Extracted material:
####

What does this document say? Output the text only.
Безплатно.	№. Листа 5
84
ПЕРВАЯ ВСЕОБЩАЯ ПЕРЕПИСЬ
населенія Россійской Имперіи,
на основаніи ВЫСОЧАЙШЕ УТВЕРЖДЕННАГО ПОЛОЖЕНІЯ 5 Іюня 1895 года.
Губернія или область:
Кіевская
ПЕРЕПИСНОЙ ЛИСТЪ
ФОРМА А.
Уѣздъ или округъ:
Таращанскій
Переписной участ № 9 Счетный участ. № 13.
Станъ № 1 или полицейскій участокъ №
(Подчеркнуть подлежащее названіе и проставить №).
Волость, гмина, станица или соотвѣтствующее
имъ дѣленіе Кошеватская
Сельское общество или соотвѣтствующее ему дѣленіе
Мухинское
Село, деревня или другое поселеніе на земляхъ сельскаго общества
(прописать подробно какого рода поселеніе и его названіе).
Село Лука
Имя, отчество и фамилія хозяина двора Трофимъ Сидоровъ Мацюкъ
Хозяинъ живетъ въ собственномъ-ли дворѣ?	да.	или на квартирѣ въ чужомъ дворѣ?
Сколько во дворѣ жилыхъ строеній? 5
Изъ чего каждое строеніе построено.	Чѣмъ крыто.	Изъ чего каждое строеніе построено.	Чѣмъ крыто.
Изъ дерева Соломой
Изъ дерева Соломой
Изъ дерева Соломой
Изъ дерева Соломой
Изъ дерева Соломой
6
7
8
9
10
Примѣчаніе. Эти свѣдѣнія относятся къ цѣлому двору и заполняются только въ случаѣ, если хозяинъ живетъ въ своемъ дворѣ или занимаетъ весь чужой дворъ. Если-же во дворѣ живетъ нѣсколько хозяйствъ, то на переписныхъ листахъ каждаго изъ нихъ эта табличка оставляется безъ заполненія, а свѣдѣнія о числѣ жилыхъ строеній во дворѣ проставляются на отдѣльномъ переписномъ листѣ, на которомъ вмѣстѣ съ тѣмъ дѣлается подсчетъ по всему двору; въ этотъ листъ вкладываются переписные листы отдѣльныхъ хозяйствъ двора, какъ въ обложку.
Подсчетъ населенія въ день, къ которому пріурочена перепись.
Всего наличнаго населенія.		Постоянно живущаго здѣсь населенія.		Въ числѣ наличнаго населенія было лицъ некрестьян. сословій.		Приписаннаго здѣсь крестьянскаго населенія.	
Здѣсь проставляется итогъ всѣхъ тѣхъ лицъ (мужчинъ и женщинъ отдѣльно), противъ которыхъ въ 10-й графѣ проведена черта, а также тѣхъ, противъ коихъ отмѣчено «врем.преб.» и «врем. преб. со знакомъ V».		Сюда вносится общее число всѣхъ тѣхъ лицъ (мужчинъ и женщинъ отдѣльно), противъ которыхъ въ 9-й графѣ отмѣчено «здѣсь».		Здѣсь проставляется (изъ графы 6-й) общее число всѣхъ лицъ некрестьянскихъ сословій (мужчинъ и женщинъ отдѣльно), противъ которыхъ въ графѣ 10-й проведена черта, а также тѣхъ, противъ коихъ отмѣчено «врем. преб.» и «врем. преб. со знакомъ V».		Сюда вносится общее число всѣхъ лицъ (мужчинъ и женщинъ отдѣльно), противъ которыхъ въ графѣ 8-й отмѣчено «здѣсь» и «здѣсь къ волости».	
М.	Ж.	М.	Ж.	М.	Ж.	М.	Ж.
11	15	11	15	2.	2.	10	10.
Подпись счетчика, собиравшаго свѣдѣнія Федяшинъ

####

Problem:
Search the listing for the word "жилыхъ". Copy every line in which it occurs.

Completed exercise:
Сколько во дворѣ жилыхъ строеній? 5
Примѣчаніе. Эти свѣдѣнія относятся къ цѣлому двору и заполняются только въ случаѣ, если хозяинъ живетъ въ своемъ дворѣ или занимаетъ весь чужой дворъ. Если-же во дворѣ живетъ нѣсколько хозяйствъ, то на переписныхъ листахъ каждаго изъ нихъ эта табличка оставляется безъ заполненія, а свѣдѣнія о числѣ жилыхъ строеній во дворѣ проставляются на отдѣльномъ переписномъ листѣ, на которомъ вмѣстѣ съ тѣмъ дѣлается подсчетъ по всему двору; въ этотъ листъ вкладываются переписные листы отдѣльныхъ хозяйствъ двора, какъ въ обложку.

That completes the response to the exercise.